Data records:

----

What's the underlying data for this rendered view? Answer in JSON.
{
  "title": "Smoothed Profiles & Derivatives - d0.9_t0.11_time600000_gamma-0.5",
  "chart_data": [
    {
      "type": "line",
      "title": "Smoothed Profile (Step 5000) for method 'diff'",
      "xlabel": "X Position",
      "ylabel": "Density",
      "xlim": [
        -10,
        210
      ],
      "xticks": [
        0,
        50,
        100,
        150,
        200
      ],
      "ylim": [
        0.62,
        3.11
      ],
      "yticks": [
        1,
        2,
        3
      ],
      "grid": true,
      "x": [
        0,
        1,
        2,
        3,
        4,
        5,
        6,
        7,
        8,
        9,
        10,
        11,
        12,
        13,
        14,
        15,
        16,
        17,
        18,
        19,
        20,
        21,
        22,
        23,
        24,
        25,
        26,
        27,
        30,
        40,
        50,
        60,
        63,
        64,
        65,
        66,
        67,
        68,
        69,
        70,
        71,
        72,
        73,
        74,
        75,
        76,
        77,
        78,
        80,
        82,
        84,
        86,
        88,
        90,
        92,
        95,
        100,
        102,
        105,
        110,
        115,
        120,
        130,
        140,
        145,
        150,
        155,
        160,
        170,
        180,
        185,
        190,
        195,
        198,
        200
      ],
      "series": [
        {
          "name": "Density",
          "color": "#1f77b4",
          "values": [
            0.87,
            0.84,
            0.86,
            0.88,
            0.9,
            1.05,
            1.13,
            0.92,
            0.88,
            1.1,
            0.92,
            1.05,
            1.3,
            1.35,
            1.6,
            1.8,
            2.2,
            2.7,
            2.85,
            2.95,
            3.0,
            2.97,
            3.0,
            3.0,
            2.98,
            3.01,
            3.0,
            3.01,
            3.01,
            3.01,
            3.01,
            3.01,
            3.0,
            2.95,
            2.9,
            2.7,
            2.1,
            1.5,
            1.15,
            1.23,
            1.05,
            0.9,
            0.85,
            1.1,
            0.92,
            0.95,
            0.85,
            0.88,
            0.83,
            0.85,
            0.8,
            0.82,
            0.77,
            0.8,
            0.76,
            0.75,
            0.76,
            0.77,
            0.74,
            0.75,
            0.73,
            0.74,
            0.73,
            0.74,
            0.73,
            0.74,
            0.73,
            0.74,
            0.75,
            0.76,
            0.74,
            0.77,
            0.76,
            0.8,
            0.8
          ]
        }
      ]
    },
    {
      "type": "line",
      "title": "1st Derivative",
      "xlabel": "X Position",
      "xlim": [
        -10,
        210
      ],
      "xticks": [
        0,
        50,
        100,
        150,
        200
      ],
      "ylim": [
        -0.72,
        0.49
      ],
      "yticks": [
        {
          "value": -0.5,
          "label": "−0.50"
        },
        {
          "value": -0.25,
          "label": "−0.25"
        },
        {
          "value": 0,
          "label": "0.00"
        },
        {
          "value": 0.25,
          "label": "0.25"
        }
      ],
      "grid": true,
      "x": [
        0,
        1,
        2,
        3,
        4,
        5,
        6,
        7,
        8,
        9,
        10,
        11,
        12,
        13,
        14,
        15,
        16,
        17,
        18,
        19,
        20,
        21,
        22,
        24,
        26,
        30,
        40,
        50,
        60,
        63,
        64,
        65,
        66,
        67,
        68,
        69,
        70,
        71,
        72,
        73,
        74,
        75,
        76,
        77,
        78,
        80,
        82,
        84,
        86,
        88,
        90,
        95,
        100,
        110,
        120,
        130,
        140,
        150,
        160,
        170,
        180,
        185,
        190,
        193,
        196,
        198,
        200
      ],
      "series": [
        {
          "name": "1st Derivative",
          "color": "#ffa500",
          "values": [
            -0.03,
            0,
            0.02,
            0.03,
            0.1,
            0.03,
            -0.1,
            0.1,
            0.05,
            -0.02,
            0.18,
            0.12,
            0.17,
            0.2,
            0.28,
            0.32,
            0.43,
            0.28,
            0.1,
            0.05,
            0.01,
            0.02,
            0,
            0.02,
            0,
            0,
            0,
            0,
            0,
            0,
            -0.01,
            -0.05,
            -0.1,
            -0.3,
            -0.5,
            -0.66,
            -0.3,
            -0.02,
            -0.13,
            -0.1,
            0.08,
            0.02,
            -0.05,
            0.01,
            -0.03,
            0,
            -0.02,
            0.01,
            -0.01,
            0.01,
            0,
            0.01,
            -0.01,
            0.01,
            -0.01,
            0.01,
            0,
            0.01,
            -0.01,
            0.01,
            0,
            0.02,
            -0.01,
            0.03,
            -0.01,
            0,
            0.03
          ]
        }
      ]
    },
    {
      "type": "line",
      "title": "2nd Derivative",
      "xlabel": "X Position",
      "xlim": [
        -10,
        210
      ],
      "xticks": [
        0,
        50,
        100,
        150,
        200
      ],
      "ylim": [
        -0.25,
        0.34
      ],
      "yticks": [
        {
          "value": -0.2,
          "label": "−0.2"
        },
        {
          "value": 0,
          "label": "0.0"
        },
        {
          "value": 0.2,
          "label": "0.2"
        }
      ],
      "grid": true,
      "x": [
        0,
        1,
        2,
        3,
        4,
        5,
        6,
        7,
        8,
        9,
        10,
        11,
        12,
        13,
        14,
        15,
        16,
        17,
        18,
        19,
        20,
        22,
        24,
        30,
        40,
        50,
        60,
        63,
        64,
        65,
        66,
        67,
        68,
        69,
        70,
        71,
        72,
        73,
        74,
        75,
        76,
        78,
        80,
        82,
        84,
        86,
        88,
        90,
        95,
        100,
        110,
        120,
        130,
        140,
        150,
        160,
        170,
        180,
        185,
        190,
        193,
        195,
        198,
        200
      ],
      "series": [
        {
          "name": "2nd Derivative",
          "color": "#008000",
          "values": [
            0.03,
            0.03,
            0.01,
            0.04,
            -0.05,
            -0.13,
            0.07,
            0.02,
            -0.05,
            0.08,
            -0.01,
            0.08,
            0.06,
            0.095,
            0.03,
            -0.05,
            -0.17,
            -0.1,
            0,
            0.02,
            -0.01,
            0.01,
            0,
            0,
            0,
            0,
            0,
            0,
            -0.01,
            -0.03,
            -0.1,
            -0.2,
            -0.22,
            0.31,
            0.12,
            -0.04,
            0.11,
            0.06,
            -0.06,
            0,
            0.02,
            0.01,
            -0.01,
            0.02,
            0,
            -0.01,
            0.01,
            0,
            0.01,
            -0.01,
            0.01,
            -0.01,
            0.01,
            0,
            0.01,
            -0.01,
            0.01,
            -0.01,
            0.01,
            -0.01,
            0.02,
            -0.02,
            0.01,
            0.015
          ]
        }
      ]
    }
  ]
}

----

Stated exercise
Go through the entries and return each line where the word "Smoothed" appears.

Correct output
  "title": "Smoothed Profiles & Derivatives - d0.9_t0.11_time600000_gamma-0.5",
      "title": "Smoothed Profile (Step 5000) for method 'diff'",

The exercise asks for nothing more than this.